## What the task requires
Look through the records below, count the lines with the word "införande", and reply with only the number.

---- Data for this exercise

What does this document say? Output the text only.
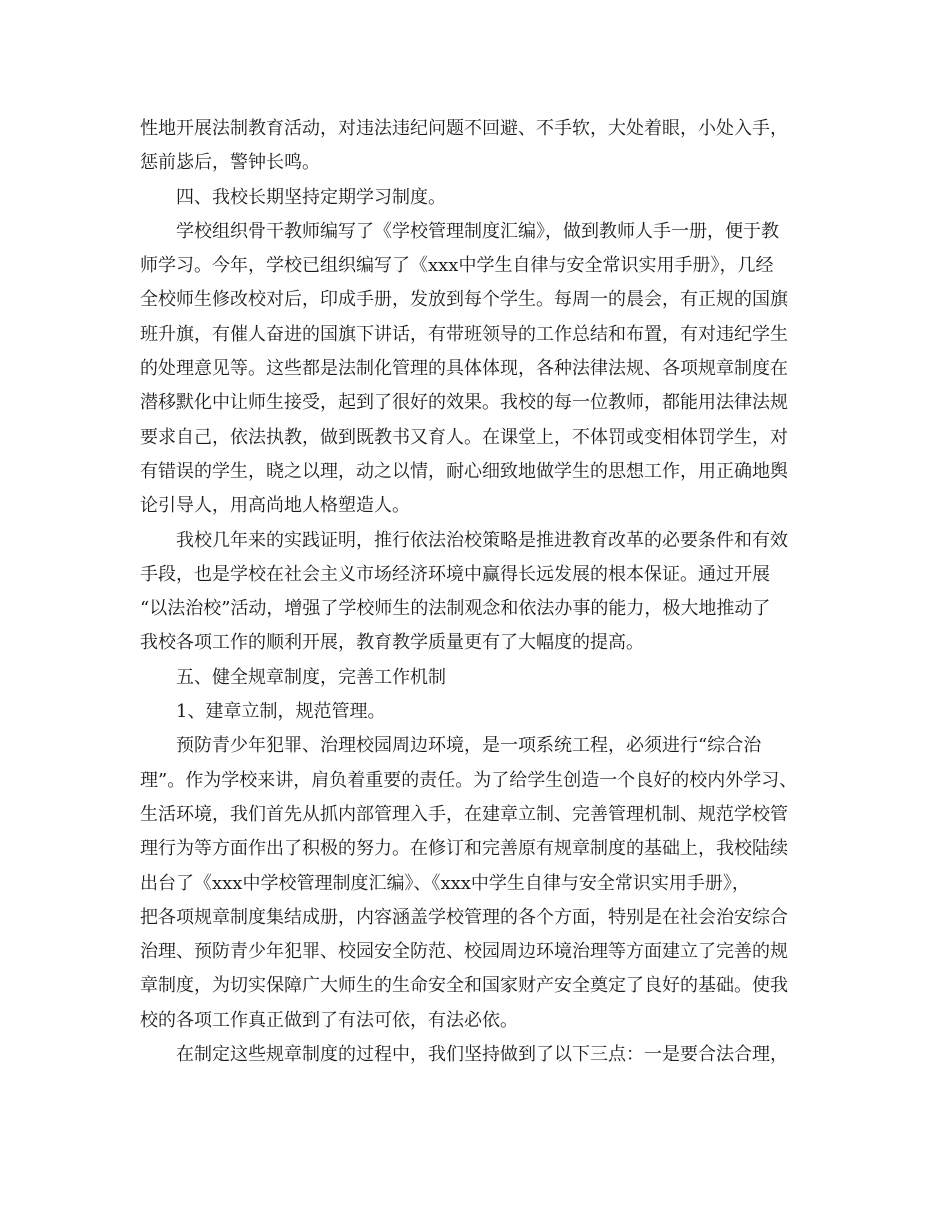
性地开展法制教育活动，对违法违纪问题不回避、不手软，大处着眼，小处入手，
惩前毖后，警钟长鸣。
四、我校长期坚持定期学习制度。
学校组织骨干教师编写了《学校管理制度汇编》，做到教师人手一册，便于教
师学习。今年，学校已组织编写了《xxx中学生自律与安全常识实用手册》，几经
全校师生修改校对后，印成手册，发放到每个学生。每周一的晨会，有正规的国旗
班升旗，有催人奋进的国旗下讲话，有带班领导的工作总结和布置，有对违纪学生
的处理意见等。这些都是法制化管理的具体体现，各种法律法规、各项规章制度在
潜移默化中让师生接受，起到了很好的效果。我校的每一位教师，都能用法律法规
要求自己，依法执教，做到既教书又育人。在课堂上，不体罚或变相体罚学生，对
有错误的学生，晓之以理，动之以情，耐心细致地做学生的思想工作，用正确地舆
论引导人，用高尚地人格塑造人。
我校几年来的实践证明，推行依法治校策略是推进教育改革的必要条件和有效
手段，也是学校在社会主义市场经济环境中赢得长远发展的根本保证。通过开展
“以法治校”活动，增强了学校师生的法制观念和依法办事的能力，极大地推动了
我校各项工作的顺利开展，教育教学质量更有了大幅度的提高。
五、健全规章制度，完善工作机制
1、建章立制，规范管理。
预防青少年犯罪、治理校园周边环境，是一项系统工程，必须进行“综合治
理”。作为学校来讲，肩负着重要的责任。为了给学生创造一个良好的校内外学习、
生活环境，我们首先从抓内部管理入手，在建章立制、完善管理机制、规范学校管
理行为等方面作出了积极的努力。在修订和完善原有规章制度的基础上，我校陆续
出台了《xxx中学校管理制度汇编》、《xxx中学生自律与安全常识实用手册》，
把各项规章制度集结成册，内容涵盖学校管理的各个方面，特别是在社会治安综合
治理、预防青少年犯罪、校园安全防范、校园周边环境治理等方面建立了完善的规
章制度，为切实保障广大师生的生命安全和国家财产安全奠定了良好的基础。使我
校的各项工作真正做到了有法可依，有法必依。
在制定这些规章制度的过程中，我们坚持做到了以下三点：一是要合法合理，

--------
---- Data for this exercise

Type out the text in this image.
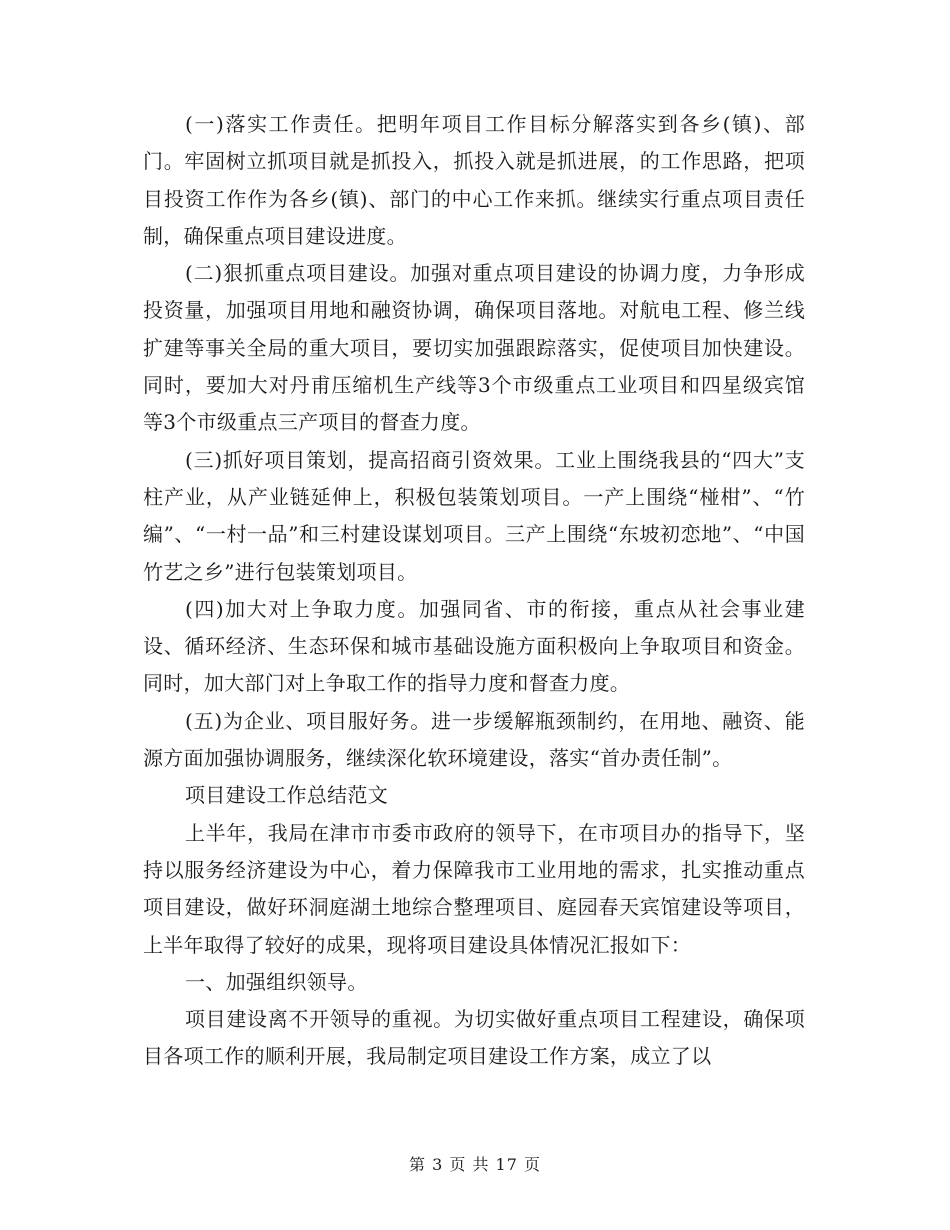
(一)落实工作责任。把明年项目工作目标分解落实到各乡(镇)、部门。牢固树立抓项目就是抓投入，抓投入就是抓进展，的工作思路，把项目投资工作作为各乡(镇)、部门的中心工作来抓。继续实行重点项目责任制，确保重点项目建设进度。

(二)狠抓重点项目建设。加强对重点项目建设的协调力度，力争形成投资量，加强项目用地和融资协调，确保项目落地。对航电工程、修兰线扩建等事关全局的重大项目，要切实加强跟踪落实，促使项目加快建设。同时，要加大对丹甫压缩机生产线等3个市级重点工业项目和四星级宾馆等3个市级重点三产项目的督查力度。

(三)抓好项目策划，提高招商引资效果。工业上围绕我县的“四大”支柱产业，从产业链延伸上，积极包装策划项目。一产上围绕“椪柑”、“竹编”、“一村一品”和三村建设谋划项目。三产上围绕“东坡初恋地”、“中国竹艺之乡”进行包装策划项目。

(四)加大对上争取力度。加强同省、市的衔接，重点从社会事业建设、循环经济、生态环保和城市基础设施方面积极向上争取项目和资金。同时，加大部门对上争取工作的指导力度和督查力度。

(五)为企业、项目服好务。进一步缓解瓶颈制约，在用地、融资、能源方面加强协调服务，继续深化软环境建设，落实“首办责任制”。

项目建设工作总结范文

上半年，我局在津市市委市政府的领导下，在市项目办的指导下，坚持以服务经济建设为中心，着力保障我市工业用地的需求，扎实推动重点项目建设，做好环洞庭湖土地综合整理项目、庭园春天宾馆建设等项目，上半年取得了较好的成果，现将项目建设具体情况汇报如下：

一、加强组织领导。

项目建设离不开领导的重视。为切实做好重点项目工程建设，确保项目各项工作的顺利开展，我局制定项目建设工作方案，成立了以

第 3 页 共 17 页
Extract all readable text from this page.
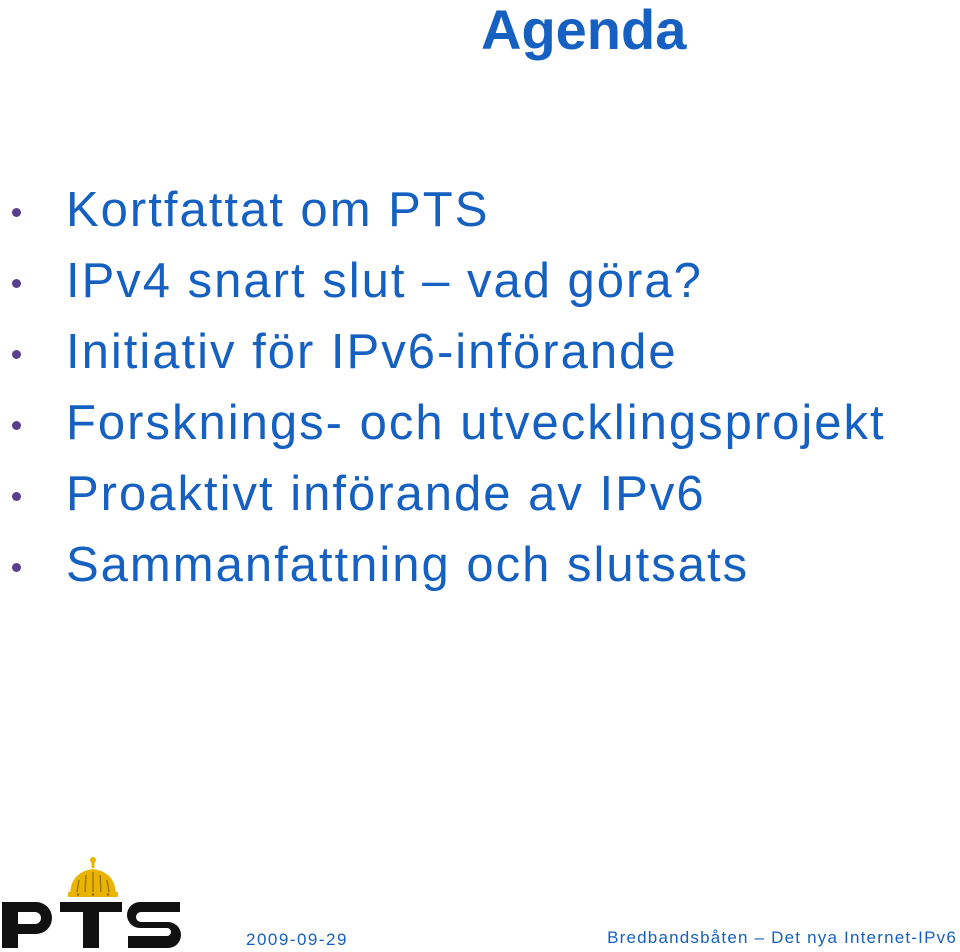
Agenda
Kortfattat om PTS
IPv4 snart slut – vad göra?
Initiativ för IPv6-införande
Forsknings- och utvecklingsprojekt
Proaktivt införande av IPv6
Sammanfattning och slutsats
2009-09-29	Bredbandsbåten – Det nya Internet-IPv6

--------

## Correct answer
2